Available data section start

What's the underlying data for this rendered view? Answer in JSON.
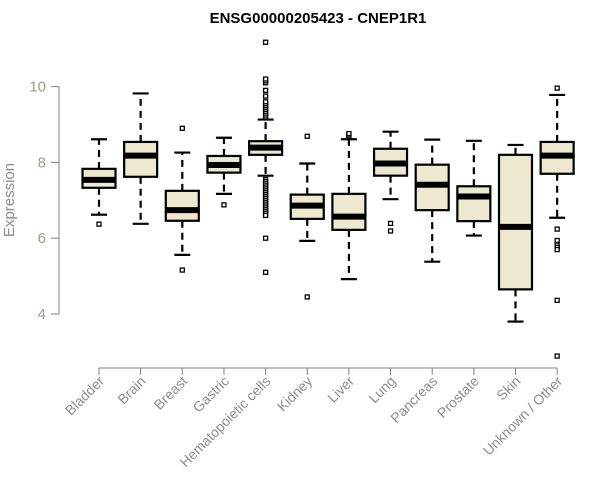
{
  "chart_data": {
    "type": "boxplot",
    "title": "ENSG00000205423 - CNEP1R1",
    "xlabel": "",
    "ylabel": "Expression",
    "ylim": [
      2.7,
      11.3
    ],
    "yticks": [
      4,
      6,
      8,
      10
    ],
    "grid": false,
    "box_fill": "#ede8d0",
    "categories": [
      "Bladder",
      "Brain",
      "Breast",
      "Gastric",
      "Hematopoietic cells",
      "Kidney",
      "Liver",
      "Lung",
      "Pancreas",
      "Prostate",
      "Skin",
      "Unknown / Other"
    ],
    "boxes": [
      {
        "whisker_low": 6.62,
        "q1": 7.33,
        "median": 7.54,
        "q3": 7.83,
        "whisker_high": 8.61,
        "outliers": [
          6.37
        ]
      },
      {
        "whisker_low": 6.38,
        "q1": 7.62,
        "median": 8.18,
        "q3": 8.54,
        "whisker_high": 9.82,
        "outliers": []
      },
      {
        "whisker_low": 5.56,
        "q1": 6.46,
        "median": 6.74,
        "q3": 7.25,
        "whisker_high": 8.26,
        "outliers": [
          8.9,
          5.16
        ]
      },
      {
        "whisker_low": 7.17,
        "q1": 7.73,
        "median": 7.93,
        "q3": 8.17,
        "whisker_high": 8.65,
        "outliers": [
          6.88
        ]
      },
      {
        "whisker_low": 7.65,
        "q1": 8.2,
        "median": 8.39,
        "q3": 8.56,
        "whisker_high": 9.13,
        "outliers": [
          9.2,
          9.25,
          9.3,
          9.35,
          9.4,
          9.45,
          9.5,
          9.55,
          9.6,
          9.75,
          9.9,
          10.1,
          10.15,
          10.2,
          11.17,
          7.55,
          7.5,
          7.45,
          7.4,
          7.35,
          7.3,
          7.25,
          7.2,
          7.15,
          7.1,
          7.05,
          7.0,
          6.95,
          6.9,
          6.85,
          6.8,
          6.75,
          6.7,
          6.65,
          6.6,
          6.0,
          5.1
        ]
      },
      {
        "whisker_low": 5.93,
        "q1": 6.51,
        "median": 6.86,
        "q3": 7.15,
        "whisker_high": 7.97,
        "outliers": [
          8.69,
          4.45
        ]
      },
      {
        "whisker_low": 4.92,
        "q1": 6.22,
        "median": 6.57,
        "q3": 7.17,
        "whisker_high": 8.61,
        "outliers": [
          8.68,
          8.72,
          8.76
        ]
      },
      {
        "whisker_low": 7.03,
        "q1": 7.65,
        "median": 7.97,
        "q3": 8.36,
        "whisker_high": 8.81,
        "outliers": [
          6.39,
          6.19
        ]
      },
      {
        "whisker_low": 5.38,
        "q1": 6.74,
        "median": 7.41,
        "q3": 7.94,
        "whisker_high": 8.6,
        "outliers": []
      },
      {
        "whisker_low": 6.07,
        "q1": 6.45,
        "median": 7.1,
        "q3": 7.37,
        "whisker_high": 8.57,
        "outliers": []
      },
      {
        "whisker_low": 3.8,
        "q1": 4.65,
        "median": 6.3,
        "q3": 8.2,
        "whisker_high": 8.46,
        "outliers": []
      },
      {
        "whisker_low": 6.54,
        "q1": 7.7,
        "median": 8.18,
        "q3": 8.54,
        "whisker_high": 9.78,
        "outliers": [
          9.96,
          6.24,
          5.94,
          5.82,
          5.76,
          5.7,
          4.36,
          2.89
        ]
      }
    ]
  }
}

Available data section end

> _Task description_: Return the entries above exactly and in full; do not include images.

> _Completed exercise_:
What's the underlying data for this rendered view? Answer in JSON.
{
  "chart_data": {
    "type": "boxplot",
    "title": "ENSG00000205423 - CNEP1R1",
    "xlabel": "",
    "ylabel": "Expression",
    "ylim": [
      2.7,
      11.3
    ],
    "yticks": [
      4,
      6,
      8,
      10
    ],
    "grid": false,
    "box_fill": "#ede8d0",
    "categories": [
      "Bladder",
      "Brain",
      "Breast",
      "Gastric",
      "Hematopoietic cells",
      "Kidney",
      "Liver",
      "Lung",
      "Pancreas",
      "Prostate",
      "Skin",
      "Unknown / Other"
    ],
    "boxes": [
      {
        "whisker_low": 6.62,
        "q1": 7.33,
        "median": 7.54,
        "q3": 7.83,
        "whisker_high": 8.61,
        "outliers": [
          6.37
        ]
      },
      {
        "whisker_low": 6.38,
        "q1": 7.62,
        "median": 8.18,
        "q3": 8.54,
        "whisker_high": 9.82,
        "outliers": []
      },
      {
        "whisker_low": 5.56,
        "q1": 6.46,
        "median": 6.74,
        "q3": 7.25,
        "whisker_high": 8.26,
        "outliers": [
          8.9,
          5.16
        ]
      },
      {
        "whisker_low": 7.17,
        "q1": 7.73,
        "median": 7.93,
        "q3": 8.17,
        "whisker_high": 8.65,
        "outliers": [
          6.88
        ]
      },
      {
        "whisker_low": 7.65,
        "q1": 8.2,
        "median": 8.39,
        "q3": 8.56,
        "whisker_high": 9.13,
        "outliers": [
          9.2,
          9.25,
          9.3,
          9.35,
          9.4,
          9.45,
          9.5,
          9.55,
          9.6,
          9.75,
          9.9,
          10.1,
          10.15,
          10.2,
          11.17,
          7.55,
          7.5,
          7.45,
          7.4,
          7.35,
          7.3,
          7.25,
          7.2,
          7.15,
          7.1,
          7.05,
          7.0,
          6.95,
          6.9,
          6.85,
          6.8,
          6.75,
          6.7,
          6.65,
          6.6,
          6.0,
          5.1
        ]
      },
      {
        "whisker_low": 5.93,
        "q1": 6.51,
        "median": 6.86,
        "q3": 7.15,
        "whisker_high": 7.97,
        "outliers": [
          8.69,
          4.45
        ]
      },
      {
        "whisker_low": 4.92,
        "q1": 6.22,
        "median": 6.57,
        "q3": 7.17,
        "whisker_high": 8.61,
        "outliers": [
          8.68,
          8.72,
          8.76
        ]
      },
      {
        "whisker_low": 7.03,
        "q1": 7.65,
        "median": 7.97,
        "q3": 8.36,
        "whisker_high": 8.81,
        "outliers": [
          6.39,
          6.19
        ]
      },
      {
        "whisker_low": 5.38,
        "q1": 6.74,
        "median": 7.41,
        "q3": 7.94,
        "whisker_high": 8.6,
        "outliers": []
      },
      {
        "whisker_low": 6.07,
        "q1": 6.45,
        "median": 7.1,
        "q3": 7.37,
        "whisker_high": 8.57,
        "outliers": []
      },
      {
        "whisker_low": 3.8,
        "q1": 4.65,
        "median": 6.3,
        "q3": 8.2,
        "whisker_high": 8.46,
        "outliers": []
      },
      {
        "whisker_low": 6.54,
        "q1": 7.7,
        "median": 8.18,
        "q3": 8.54,
        "whisker_high": 9.78,
        "outliers": [
          9.96,
          6.24,
          5.94,
          5.82,
          5.76,
          5.7,
          4.36,
          2.89
        ]
      }
    ]
  }
}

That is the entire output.